SET TASK »
Look through the data for the string "panel". Copy every line where it is found.

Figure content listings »
+ + + +

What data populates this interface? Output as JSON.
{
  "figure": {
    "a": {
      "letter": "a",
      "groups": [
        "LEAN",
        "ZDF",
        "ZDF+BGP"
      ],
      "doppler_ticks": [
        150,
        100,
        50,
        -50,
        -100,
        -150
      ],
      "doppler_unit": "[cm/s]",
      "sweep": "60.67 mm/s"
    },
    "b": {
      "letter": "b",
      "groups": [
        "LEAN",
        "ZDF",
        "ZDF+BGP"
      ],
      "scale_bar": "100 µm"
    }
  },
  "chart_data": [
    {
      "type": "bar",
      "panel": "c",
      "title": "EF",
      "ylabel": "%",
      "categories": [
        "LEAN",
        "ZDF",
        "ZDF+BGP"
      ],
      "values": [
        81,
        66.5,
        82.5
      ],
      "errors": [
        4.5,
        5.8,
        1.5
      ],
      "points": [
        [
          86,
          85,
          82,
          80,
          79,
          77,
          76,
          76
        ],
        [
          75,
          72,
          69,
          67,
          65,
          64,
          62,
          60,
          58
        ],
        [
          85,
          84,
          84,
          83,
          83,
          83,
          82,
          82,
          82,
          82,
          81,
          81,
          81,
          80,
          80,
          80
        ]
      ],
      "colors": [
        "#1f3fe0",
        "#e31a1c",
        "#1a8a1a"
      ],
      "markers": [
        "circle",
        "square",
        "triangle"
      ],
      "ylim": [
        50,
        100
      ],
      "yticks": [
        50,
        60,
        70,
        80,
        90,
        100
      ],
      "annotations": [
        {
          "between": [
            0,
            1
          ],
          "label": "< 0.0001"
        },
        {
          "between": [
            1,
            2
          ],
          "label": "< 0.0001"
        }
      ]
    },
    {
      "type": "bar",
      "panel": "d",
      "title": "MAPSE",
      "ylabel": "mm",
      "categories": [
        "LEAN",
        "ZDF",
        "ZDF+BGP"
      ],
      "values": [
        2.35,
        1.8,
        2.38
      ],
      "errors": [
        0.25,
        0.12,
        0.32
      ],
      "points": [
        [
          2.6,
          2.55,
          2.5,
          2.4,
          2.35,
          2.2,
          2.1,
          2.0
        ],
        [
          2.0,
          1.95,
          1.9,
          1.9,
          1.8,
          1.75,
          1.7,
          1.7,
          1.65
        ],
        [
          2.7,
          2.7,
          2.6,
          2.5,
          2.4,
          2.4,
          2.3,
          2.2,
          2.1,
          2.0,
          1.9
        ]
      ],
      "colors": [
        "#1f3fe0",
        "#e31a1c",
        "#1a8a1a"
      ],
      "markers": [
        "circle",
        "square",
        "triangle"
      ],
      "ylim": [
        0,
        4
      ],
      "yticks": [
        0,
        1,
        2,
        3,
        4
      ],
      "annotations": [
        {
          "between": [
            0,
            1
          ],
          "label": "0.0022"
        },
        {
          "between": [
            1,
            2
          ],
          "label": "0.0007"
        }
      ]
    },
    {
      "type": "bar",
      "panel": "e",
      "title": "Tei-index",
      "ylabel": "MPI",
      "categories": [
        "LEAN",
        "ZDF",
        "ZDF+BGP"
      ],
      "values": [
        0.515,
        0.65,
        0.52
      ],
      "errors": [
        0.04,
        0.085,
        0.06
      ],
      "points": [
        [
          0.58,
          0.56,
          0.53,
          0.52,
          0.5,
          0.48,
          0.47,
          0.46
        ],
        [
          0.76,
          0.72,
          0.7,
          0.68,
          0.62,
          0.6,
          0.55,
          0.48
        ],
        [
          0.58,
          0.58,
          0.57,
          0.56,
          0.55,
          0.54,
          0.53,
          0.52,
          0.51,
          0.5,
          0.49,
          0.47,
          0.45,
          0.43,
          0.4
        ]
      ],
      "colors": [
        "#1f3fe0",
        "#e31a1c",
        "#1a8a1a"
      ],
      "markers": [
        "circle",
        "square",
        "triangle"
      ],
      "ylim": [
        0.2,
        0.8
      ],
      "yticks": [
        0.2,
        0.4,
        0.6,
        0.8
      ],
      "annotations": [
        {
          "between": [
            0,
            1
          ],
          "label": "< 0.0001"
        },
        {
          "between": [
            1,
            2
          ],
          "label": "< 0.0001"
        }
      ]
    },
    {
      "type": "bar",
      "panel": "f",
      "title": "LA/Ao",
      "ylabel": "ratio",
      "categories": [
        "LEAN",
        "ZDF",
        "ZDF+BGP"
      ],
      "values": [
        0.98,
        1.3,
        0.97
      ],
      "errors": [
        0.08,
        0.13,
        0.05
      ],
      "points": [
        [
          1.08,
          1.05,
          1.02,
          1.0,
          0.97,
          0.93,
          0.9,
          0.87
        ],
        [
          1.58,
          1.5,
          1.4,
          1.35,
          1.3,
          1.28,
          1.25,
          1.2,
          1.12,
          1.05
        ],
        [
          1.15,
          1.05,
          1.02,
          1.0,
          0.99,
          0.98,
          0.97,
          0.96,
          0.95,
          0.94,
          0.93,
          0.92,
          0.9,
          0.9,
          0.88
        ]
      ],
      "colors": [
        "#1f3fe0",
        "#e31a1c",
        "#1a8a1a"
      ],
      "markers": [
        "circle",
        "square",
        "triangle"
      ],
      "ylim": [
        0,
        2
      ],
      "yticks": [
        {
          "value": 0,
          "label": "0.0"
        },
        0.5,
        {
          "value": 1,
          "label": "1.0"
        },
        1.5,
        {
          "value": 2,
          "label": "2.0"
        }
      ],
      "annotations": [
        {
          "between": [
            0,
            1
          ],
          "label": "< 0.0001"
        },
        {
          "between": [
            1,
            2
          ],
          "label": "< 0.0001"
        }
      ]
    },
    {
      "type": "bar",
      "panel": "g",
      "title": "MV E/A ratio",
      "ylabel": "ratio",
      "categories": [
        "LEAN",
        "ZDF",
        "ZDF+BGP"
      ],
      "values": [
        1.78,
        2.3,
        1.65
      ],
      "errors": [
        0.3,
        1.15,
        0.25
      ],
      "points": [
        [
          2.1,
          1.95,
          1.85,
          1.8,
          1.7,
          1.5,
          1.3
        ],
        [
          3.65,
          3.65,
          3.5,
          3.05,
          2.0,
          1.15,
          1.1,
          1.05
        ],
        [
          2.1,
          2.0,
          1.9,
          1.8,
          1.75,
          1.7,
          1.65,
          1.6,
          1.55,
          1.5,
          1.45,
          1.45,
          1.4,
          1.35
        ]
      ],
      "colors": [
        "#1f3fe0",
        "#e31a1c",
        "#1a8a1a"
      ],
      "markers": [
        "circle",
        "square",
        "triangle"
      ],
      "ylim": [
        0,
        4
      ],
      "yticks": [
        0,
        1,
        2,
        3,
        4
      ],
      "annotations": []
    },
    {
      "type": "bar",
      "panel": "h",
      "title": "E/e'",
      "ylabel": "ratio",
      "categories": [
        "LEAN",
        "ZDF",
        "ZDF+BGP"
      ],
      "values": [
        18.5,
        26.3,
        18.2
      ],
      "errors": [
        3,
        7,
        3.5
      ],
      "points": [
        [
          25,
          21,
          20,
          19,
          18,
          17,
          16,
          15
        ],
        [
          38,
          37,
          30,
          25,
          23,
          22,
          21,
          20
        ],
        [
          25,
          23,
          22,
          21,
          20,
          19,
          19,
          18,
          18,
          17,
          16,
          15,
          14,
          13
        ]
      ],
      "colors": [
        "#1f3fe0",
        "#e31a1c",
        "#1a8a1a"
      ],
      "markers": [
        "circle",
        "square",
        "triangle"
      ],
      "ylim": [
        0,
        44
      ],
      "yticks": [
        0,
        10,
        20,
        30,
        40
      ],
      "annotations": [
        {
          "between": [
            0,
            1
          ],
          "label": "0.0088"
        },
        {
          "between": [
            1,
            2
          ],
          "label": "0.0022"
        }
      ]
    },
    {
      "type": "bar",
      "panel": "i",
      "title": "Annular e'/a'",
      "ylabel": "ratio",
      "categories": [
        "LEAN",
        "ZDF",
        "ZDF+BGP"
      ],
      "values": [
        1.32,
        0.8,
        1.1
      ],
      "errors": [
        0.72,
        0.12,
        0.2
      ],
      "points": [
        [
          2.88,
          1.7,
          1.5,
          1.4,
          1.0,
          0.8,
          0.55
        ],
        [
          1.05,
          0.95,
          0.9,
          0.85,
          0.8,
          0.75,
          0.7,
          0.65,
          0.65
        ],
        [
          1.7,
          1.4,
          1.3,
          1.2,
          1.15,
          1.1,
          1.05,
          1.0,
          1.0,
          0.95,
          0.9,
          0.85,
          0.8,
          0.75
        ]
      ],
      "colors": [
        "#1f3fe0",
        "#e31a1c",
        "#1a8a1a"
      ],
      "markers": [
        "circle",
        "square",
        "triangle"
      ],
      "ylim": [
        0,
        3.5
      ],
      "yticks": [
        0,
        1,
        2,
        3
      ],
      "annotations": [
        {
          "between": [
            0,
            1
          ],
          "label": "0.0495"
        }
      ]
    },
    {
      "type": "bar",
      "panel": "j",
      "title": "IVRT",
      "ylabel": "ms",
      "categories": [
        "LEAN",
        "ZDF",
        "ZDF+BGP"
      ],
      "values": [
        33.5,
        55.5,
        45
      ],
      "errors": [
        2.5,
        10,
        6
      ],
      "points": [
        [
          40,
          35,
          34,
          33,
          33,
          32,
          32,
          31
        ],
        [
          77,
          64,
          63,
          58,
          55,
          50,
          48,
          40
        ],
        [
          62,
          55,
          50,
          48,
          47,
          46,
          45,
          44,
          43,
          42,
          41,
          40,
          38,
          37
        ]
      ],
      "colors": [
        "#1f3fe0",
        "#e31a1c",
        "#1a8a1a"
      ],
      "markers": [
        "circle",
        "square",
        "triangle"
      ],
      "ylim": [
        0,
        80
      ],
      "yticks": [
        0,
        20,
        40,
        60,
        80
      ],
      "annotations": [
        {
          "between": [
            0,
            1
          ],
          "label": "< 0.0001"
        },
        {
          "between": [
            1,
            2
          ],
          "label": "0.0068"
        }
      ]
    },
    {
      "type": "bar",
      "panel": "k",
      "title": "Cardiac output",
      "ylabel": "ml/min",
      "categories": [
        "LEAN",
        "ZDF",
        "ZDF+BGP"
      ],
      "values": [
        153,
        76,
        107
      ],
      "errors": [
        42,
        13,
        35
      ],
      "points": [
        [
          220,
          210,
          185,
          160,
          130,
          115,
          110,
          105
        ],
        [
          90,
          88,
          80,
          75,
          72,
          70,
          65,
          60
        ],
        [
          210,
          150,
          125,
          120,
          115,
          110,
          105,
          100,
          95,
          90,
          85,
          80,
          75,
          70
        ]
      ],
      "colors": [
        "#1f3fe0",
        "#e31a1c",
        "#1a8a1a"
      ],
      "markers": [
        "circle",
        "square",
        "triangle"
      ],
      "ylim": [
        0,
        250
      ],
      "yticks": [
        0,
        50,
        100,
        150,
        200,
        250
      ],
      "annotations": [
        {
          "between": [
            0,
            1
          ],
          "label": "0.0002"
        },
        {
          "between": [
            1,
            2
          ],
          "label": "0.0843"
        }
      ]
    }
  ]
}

+ + + +

CORRECT RESULT »
      "panel": "c",
      "panel": "d",
      "panel": "e",
      "panel": "f",
      "panel": "g",
      "panel": "h",
      "panel": "i",
      "panel": "j",
      "panel": "k",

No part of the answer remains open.